Exercise task: Go through the entries below and collect each line with the string "frac" in it.
---- Task inputs
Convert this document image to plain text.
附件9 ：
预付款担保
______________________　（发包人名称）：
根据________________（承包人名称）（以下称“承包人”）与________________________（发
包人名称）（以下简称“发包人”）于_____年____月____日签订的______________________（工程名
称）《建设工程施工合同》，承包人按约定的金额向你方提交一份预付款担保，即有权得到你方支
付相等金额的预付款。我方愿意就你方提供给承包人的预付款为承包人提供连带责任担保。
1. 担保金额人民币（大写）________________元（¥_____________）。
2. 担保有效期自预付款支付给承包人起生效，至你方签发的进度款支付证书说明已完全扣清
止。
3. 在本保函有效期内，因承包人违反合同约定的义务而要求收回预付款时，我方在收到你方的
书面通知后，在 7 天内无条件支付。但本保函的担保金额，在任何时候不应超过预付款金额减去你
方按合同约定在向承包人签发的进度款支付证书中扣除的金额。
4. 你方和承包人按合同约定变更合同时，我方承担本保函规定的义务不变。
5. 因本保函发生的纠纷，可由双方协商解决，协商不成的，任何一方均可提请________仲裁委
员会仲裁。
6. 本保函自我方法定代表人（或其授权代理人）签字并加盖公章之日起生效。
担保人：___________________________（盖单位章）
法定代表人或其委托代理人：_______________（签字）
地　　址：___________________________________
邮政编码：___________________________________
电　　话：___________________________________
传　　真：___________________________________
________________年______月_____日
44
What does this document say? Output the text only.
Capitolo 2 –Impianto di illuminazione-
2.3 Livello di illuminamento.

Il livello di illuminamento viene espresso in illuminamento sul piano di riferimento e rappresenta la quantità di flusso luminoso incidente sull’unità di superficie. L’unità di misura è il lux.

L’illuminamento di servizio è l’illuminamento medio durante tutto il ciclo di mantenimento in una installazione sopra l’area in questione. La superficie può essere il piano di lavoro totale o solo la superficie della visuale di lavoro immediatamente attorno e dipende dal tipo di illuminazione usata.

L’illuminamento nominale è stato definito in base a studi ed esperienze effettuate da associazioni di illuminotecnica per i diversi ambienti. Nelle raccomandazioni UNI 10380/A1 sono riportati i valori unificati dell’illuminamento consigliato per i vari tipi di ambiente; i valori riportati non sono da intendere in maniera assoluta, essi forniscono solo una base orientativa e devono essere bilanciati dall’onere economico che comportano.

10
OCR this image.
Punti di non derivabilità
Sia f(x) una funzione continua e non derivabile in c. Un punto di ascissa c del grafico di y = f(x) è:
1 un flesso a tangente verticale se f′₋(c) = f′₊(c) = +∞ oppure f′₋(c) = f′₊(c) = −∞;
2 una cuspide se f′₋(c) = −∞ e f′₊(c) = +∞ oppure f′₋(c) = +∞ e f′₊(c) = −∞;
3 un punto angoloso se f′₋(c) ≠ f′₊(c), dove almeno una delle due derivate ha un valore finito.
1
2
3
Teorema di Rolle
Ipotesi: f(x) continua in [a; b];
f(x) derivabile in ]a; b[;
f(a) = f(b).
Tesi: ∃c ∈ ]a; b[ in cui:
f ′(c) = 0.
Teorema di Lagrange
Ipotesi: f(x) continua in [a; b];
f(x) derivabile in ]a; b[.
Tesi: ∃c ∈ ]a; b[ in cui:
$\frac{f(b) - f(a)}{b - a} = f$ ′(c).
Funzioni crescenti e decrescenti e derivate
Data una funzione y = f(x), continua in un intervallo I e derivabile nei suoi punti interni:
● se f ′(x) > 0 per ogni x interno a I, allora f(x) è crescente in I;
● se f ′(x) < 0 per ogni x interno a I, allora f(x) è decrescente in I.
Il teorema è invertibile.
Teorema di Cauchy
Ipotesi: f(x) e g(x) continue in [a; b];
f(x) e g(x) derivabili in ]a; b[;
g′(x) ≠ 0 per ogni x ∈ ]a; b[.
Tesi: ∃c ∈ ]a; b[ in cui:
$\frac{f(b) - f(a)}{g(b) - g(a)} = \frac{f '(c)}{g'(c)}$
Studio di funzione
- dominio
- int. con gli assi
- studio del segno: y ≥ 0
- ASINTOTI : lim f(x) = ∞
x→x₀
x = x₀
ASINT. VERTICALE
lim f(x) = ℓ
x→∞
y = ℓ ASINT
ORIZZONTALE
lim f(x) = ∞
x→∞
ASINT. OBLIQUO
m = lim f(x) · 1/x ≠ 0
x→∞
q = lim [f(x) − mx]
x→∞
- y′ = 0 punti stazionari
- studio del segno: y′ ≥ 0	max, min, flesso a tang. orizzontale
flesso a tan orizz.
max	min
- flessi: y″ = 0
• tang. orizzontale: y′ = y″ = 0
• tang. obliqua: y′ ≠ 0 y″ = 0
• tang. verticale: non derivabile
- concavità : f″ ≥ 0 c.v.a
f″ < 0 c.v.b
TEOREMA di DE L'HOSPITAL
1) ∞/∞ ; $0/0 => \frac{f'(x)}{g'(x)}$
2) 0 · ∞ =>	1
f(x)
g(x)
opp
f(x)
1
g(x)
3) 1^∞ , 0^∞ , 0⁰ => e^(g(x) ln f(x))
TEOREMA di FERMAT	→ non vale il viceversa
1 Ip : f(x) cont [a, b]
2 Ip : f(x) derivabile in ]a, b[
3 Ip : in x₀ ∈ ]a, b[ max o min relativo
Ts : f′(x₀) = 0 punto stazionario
--------
Response to the task:
$\frac{f(b) - f(a)}{b - a} = f$ ′(c).
$\frac{f(b) - f(a)}{g(b) - g(a)} = \frac{f '(c)}{g'(c)}$
1) ∞/∞ ; $0/0 => \frac{f'(x)}{g'(x)}$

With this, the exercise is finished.